> [PROBLEM TO WORK ON]:
Output all of the entries below precisely as written.

> [INPUT FOR THIS TASK]:
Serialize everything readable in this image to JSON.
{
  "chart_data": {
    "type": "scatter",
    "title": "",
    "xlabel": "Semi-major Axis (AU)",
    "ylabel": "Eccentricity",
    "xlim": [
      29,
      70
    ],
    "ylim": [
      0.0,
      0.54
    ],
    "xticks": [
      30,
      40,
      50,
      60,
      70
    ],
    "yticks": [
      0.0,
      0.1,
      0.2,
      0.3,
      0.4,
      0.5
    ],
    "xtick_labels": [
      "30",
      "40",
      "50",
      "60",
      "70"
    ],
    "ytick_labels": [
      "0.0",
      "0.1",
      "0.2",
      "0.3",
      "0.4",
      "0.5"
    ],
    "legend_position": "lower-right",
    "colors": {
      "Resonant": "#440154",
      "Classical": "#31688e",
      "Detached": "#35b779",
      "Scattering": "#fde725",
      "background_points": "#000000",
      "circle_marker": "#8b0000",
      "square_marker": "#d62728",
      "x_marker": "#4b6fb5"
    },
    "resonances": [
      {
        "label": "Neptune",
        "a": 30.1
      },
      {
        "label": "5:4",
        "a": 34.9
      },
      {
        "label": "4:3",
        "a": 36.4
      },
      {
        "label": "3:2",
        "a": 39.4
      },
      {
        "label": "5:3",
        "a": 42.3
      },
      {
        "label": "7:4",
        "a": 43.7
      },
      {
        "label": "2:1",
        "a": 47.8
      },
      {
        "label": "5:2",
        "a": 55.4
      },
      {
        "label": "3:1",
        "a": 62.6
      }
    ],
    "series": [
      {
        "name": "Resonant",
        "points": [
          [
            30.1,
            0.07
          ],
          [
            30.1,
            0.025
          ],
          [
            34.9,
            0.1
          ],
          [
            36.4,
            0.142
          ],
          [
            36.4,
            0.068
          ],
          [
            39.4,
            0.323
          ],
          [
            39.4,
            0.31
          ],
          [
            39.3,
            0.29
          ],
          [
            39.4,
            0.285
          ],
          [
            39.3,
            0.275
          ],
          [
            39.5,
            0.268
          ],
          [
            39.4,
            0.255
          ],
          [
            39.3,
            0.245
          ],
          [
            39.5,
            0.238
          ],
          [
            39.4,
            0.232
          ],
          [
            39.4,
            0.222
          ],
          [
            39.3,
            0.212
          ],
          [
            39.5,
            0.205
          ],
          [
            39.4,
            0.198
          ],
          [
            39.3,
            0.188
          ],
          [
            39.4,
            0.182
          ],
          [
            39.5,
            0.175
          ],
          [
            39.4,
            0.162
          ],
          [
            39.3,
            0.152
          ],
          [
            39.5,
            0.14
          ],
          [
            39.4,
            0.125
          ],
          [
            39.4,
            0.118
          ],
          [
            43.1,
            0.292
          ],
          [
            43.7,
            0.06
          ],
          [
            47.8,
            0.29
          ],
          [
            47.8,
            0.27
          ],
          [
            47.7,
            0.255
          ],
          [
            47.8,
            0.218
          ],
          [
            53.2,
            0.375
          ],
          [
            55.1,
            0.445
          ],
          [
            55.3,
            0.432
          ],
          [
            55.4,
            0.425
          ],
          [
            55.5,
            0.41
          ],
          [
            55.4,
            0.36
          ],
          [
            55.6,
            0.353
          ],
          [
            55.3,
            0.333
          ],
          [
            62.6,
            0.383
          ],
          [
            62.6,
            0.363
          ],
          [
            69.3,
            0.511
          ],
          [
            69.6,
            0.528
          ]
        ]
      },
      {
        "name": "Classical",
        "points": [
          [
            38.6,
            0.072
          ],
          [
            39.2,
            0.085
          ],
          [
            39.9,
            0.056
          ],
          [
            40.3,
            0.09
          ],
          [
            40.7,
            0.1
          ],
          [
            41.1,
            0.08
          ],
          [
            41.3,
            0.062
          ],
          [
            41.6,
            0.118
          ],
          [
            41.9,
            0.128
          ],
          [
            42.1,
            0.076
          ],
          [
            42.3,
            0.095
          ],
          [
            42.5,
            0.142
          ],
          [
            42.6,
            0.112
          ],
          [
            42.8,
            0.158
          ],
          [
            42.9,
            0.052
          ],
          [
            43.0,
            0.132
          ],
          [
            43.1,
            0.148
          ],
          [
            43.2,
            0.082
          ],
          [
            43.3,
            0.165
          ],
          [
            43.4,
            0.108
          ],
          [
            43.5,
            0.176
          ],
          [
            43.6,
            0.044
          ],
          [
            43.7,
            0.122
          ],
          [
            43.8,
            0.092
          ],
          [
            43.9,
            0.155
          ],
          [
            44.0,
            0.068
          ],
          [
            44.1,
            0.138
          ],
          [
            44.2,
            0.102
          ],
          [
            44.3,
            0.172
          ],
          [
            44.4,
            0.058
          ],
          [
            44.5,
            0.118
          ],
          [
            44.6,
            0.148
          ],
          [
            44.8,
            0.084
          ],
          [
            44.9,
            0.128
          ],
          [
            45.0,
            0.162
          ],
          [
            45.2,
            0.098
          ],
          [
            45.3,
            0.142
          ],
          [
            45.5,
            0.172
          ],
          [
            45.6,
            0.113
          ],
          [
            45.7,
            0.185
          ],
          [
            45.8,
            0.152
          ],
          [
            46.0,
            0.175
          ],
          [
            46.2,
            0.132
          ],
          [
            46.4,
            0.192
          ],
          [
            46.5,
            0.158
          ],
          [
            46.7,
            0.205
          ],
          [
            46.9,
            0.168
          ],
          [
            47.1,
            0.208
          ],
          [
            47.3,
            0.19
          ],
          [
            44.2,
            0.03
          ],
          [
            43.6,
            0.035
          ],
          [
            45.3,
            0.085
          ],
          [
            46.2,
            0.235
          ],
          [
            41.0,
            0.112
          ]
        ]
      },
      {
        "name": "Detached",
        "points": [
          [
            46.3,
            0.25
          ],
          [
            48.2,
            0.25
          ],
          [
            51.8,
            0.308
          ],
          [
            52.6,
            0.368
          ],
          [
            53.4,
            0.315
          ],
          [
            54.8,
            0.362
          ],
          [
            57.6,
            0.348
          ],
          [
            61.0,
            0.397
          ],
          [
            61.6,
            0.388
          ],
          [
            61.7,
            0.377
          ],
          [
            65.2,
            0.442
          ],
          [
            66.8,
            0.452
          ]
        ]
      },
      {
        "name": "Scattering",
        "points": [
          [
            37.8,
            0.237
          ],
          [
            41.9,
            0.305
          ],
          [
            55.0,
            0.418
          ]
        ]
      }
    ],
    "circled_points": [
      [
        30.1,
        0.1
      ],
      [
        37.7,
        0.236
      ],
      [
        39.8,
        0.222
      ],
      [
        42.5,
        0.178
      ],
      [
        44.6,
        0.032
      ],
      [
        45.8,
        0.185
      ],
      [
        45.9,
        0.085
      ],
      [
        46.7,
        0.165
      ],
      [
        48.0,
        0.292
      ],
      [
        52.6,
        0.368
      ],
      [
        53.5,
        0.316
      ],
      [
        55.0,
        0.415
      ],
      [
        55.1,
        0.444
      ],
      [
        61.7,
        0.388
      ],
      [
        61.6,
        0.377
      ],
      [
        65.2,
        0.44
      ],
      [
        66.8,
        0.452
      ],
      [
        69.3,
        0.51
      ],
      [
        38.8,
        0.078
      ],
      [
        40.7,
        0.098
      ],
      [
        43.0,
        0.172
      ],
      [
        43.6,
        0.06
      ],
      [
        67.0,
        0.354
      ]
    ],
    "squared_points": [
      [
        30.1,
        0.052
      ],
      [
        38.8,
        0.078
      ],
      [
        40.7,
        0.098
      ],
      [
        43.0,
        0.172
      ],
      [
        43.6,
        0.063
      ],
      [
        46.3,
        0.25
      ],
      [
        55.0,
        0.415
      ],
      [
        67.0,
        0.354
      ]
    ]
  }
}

> [COMPLETE OUTPUT]:
Serialize everything readable in this image to JSON.
{
  "chart_data": {
    "type": "scatter",
    "title": "",
    "xlabel": "Semi-major Axis (AU)",
    "ylabel": "Eccentricity",
    "xlim": [
      29,
      70
    ],
    "ylim": [
      0.0,
      0.54
    ],
    "xticks": [
      30,
      40,
      50,
      60,
      70
    ],
    "yticks": [
      0.0,
      0.1,
      0.2,
      0.3,
      0.4,
      0.5
    ],
    "xtick_labels": [
      "30",
      "40",
      "50",
      "60",
      "70"
    ],
    "ytick_labels": [
      "0.0",
      "0.1",
      "0.2",
      "0.3",
      "0.4",
      "0.5"
    ],
    "legend_position": "lower-right",
    "colors": {
      "Resonant": "#440154",
      "Classical": "#31688e",
      "Detached": "#35b779",
      "Scattering": "#fde725",
      "background_points": "#000000",
      "circle_marker": "#8b0000",
      "square_marker": "#d62728",
      "x_marker": "#4b6fb5"
    },
    "resonances": [
      {
        "label": "Neptune",
        "a": 30.1
      },
      {
        "label": "5:4",
        "a": 34.9
      },
      {
        "label": "4:3",
        "a": 36.4
      },
      {
        "label": "3:2",
        "a": 39.4
      },
      {
        "label": "5:3",
        "a": 42.3
      },
      {
        "label": "7:4",
        "a": 43.7
      },
      {
        "label": "2:1",
        "a": 47.8
      },
      {
        "label": "5:2",
        "a": 55.4
      },
      {
        "label": "3:1",
        "a": 62.6
      }
    ],
    "series": [
      {
        "name": "Resonant",
        "points": [
          [
            30.1,
            0.07
          ],
          [
            30.1,
            0.025
          ],
          [
            34.9,
            0.1
          ],
          [
            36.4,
            0.142
          ],
          [
            36.4,
            0.068
          ],
          [
            39.4,
            0.323
          ],
          [
            39.4,
            0.31
          ],
          [
            39.3,
            0.29
          ],
          [
            39.4,
            0.285
          ],
          [
            39.3,
            0.275
          ],
          [
            39.5,
            0.268
          ],
          [
            39.4,
            0.255
          ],
          [
            39.3,
            0.245
          ],
          [
            39.5,
            0.238
          ],
          [
            39.4,
            0.232
          ],
          [
            39.4,
            0.222
          ],
          [
            39.3,
            0.212
          ],
          [
            39.5,
            0.205
          ],
          [
            39.4,
            0.198
          ],
          [
            39.3,
            0.188
          ],
          [
            39.4,
            0.182
          ],
          [
            39.5,
            0.175
          ],
          [
            39.4,
            0.162
          ],
          [
            39.3,
            0.152
          ],
          [
            39.5,
            0.14
          ],
          [
            39.4,
            0.125
          ],
          [
            39.4,
            0.118
          ],
          [
            43.1,
            0.292
          ],
          [
            43.7,
            0.06
          ],
          [
            47.8,
            0.29
          ],
          [
            47.8,
            0.27
          ],
          [
            47.7,
            0.255
          ],
          [
            47.8,
            0.218
          ],
          [
            53.2,
            0.375
          ],
          [
            55.1,
            0.445
          ],
          [
            55.3,
            0.432
          ],
          [
            55.4,
            0.425
          ],
          [
            55.5,
            0.41
          ],
          [
            55.4,
            0.36
          ],
          [
            55.6,
            0.353
          ],
          [
            55.3,
            0.333
          ],
          [
            62.6,
            0.383
          ],
          [
            62.6,
            0.363
          ],
          [
            69.3,
            0.511
          ],
          [
            69.6,
            0.528
          ]
        ]
      },
      {
        "name": "Classical",
        "points": [
          [
            38.6,
            0.072
          ],
          [
            39.2,
            0.085
          ],
          [
            39.9,
            0.056
          ],
          [
            40.3,
            0.09
          ],
          [
            40.7,
            0.1
          ],
          [
            41.1,
            0.08
          ],
          [
            41.3,
            0.062
          ],
          [
            41.6,
            0.118
          ],
          [
            41.9,
            0.128
          ],
          [
            42.1,
            0.076
          ],
          [
            42.3,
            0.095
          ],
          [
            42.5,
            0.142
          ],
          [
            42.6,
            0.112
          ],
          [
            42.8,
            0.158
          ],
          [
            42.9,
            0.052
          ],
          [
            43.0,
            0.132
          ],
          [
            43.1,
            0.148
          ],
          [
            43.2,
            0.082
          ],
          [
            43.3,
            0.165
          ],
          [
            43.4,
            0.108
          ],
          [
            43.5,
            0.176
          ],
          [
            43.6,
            0.044
          ],
          [
            43.7,
            0.122
          ],
          [
            43.8,
            0.092
          ],
          [
            43.9,
            0.155
          ],
          [
            44.0,
            0.068
          ],
          [
            44.1,
            0.138
          ],
          [
            44.2,
            0.102
          ],
          [
            44.3,
            0.172
          ],
          [
            44.4,
            0.058
          ],
          [
            44.5,
            0.118
          ],
          [
            44.6,
            0.148
          ],
          [
            44.8,
            0.084
          ],
          [
            44.9,
            0.128
          ],
          [
            45.0,
            0.162
          ],
          [
            45.2,
            0.098
          ],
          [
            45.3,
            0.142
          ],
          [
            45.5,
            0.172
          ],
          [
            45.6,
            0.113
          ],
          [
            45.7,
            0.185
          ],
          [
            45.8,
            0.152
          ],
          [
            46.0,
            0.175
          ],
          [
            46.2,
            0.132
          ],
          [
            46.4,
            0.192
          ],
          [
            46.5,
            0.158
          ],
          [
            46.7,
            0.205
          ],
          [
            46.9,
            0.168
          ],
          [
            47.1,
            0.208
          ],
          [
            47.3,
            0.19
          ],
          [
            44.2,
            0.03
          ],
          [
            43.6,
            0.035
          ],
          [
            45.3,
            0.085
          ],
          [
            46.2,
            0.235
          ],
          [
            41.0,
            0.112
          ]
        ]
      },
      {
        "name": "Detached",
        "points": [
          [
            46.3,
            0.25
          ],
          [
            48.2,
            0.25
          ],
          [
            51.8,
            0.308
          ],
          [
            52.6,
            0.368
          ],
          [
            53.4,
            0.315
          ],
          [
            54.8,
            0.362
          ],
          [
            57.6,
            0.348
          ],
          [
            61.0,
            0.397
          ],
          [
            61.6,
            0.388
          ],
          [
            61.7,
            0.377
          ],
          [
            65.2,
            0.442
          ],
          [
            66.8,
            0.452
          ]
        ]
      },
      {
        "name": "Scattering",
        "points": [
          [
            37.8,
            0.237
          ],
          [
            41.9,
            0.305
          ],
          [
            55.0,
            0.418
          ]
        ]
      }
    ],
    "circled_points": [
      [
        30.1,
        0.1
      ],
      [
        37.7,
        0.236
      ],
      [
        39.8,
        0.222
      ],
      [
        42.5,
        0.178
      ],
      [
        44.6,
        0.032
      ],
      [
        45.8,
        0.185
      ],
      [
        45.9,
        0.085
      ],
      [
        46.7,
        0.165
      ],
      [
        48.0,
        0.292
      ],
      [
        52.6,
        0.368
      ],
      [
        53.5,
        0.316
      ],
      [
        55.0,
        0.415
      ],
      [
        55.1,
        0.444
      ],
      [
        61.7,
        0.388
      ],
      [
        61.6,
        0.377
      ],
      [
        65.2,
        0.44
      ],
      [
        66.8,
        0.452
      ],
      [
        69.3,
        0.51
      ],
      [
        38.8,
        0.078
      ],
      [
        40.7,
        0.098
      ],
      [
        43.0,
        0.172
      ],
      [
        43.6,
        0.06
      ],
      [
        67.0,
        0.354
      ]
    ],
    "squared_points": [
      [
        30.1,
        0.052
      ],
      [
        38.8,
        0.078
      ],
      [
        40.7,
        0.098
      ],
      [
        43.0,
        0.172
      ],
      [
        43.6,
        0.063
      ],
      [
        46.3,
        0.25
      ],
      [
        55.0,
        0.415
      ],
      [
        67.0,
        0.354
      ]
    ]
  }
}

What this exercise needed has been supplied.